--- What is required ---
Check each line for the word "число" and give how many have it. Say nothing else.

[Saved entries]
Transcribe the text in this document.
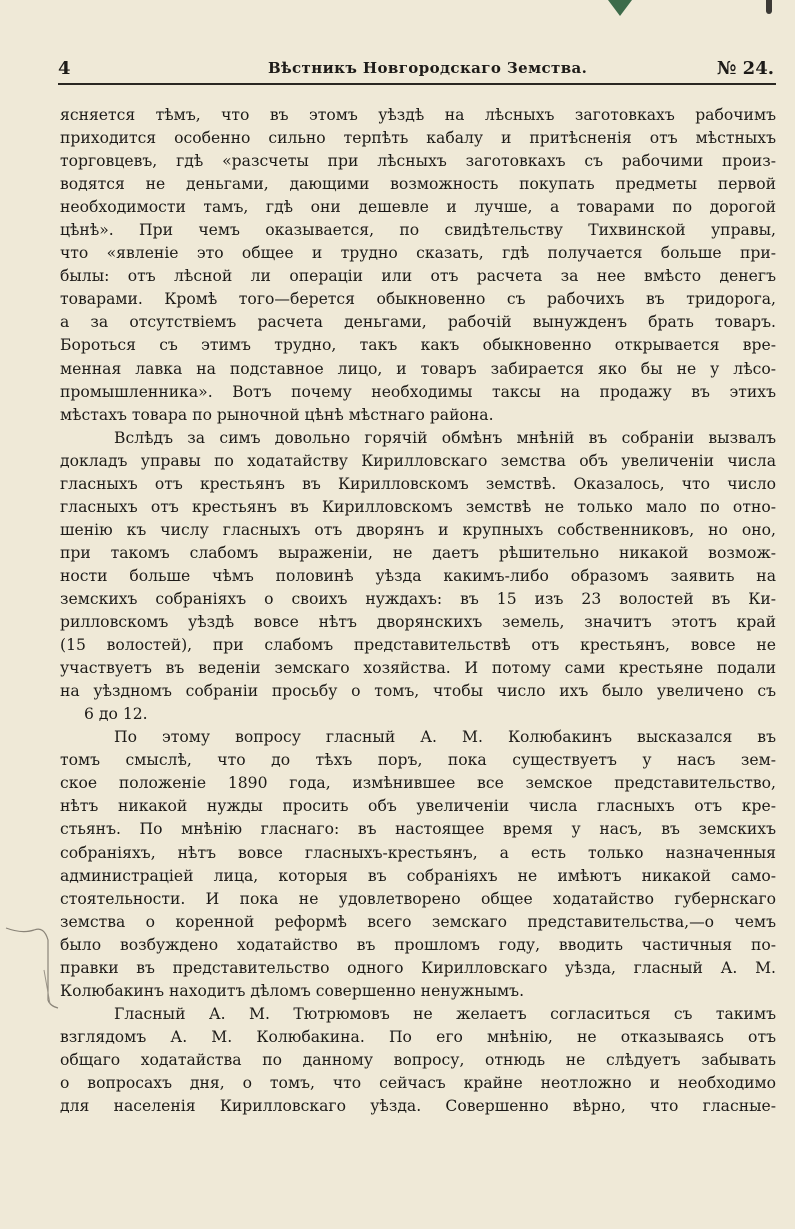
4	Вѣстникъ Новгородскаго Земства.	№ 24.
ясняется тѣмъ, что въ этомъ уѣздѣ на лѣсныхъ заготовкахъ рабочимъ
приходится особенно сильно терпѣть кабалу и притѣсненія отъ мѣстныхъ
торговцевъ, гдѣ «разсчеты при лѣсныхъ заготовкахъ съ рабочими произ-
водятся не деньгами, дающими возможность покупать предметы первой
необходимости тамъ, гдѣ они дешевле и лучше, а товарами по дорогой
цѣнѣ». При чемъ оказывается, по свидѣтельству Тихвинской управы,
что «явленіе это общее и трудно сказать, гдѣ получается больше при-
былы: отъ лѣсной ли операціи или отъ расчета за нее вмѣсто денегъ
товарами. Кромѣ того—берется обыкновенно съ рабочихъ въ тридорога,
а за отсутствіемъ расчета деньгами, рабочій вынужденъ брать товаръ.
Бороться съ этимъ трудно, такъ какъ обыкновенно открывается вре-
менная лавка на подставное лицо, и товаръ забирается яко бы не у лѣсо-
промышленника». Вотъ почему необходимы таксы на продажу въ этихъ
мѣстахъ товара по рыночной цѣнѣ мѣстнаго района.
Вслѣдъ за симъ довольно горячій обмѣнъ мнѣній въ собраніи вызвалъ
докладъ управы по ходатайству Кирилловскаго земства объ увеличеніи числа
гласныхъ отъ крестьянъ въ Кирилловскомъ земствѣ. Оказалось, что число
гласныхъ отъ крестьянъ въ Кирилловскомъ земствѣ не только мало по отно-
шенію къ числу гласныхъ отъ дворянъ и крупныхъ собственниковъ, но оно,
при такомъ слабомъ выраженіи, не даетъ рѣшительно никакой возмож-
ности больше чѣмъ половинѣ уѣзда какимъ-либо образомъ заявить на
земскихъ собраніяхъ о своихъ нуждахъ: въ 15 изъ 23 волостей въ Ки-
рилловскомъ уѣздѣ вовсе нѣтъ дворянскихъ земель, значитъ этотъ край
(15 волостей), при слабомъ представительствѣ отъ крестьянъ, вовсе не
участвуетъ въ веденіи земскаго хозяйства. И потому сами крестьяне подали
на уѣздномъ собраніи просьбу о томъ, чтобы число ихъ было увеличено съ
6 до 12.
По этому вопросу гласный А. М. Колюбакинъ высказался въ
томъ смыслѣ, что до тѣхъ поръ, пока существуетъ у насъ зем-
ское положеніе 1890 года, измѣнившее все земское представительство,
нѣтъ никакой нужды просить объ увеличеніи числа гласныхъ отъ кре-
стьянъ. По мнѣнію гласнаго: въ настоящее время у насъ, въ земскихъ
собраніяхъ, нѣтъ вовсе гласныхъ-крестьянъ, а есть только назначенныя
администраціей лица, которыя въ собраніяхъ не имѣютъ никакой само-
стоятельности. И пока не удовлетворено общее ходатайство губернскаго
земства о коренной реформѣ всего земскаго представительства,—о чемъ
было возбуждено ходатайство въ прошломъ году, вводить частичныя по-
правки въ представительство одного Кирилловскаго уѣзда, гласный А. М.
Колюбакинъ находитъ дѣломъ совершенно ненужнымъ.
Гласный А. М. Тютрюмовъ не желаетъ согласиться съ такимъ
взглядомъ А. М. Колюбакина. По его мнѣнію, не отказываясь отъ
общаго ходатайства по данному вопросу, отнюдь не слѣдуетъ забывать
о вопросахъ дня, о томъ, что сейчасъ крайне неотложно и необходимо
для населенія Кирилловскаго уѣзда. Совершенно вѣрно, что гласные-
--
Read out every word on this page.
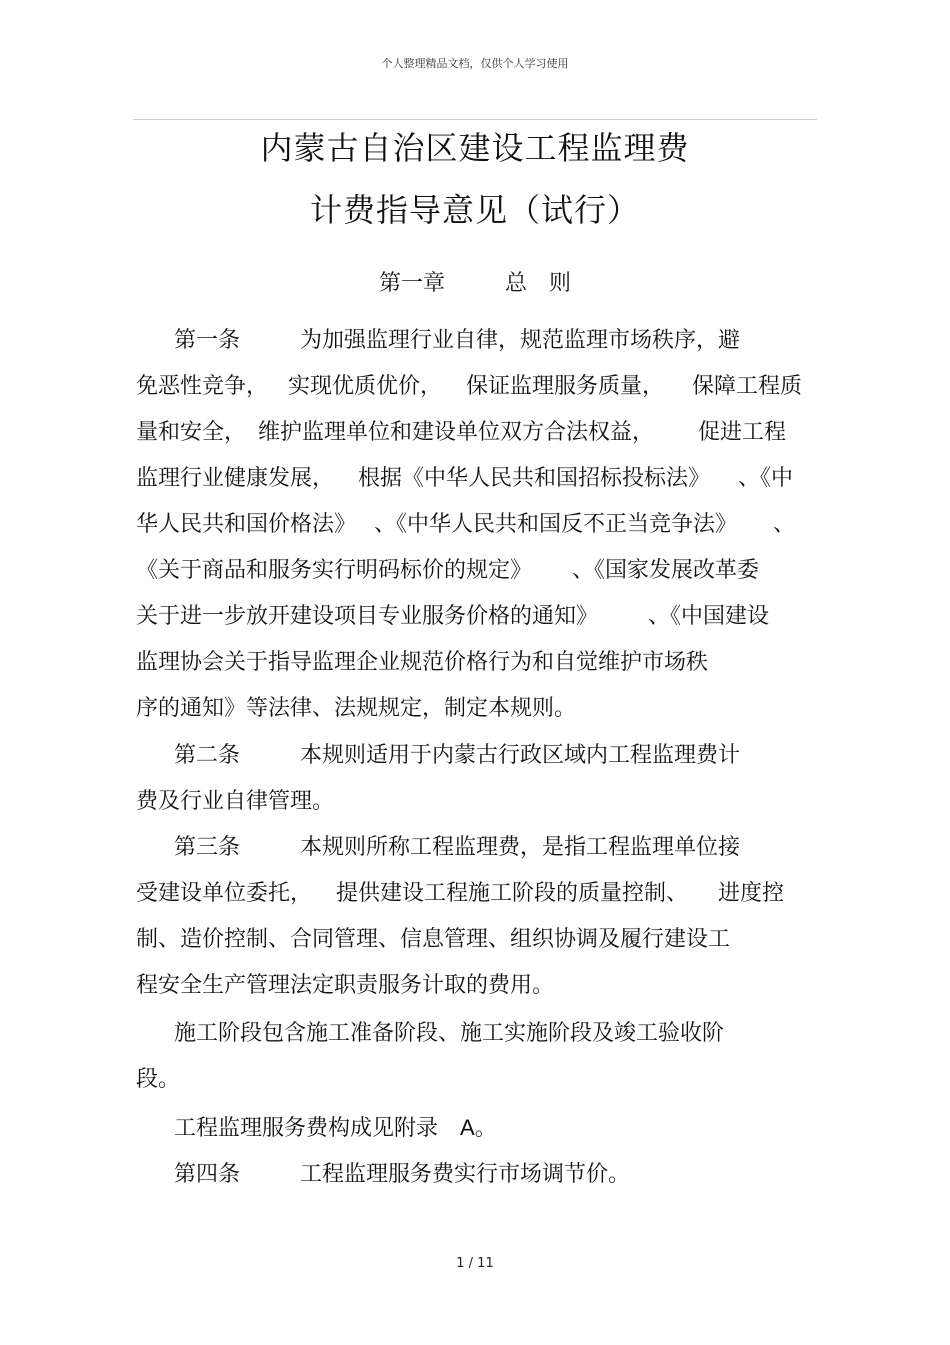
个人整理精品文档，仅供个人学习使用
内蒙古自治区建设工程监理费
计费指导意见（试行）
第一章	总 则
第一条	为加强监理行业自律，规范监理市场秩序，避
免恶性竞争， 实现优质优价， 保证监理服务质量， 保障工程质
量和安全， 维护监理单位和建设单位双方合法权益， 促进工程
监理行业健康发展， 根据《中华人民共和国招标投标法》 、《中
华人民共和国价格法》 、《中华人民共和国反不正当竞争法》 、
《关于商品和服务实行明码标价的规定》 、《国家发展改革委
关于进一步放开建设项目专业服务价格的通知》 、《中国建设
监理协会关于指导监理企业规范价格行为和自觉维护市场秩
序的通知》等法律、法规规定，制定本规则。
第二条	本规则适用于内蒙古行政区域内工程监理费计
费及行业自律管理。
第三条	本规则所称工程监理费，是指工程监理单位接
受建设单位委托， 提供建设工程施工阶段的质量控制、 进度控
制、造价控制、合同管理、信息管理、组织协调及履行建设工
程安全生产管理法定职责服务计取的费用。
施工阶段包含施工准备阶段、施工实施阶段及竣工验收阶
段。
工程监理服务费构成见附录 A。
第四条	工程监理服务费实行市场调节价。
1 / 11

--- Solution for this task ---
2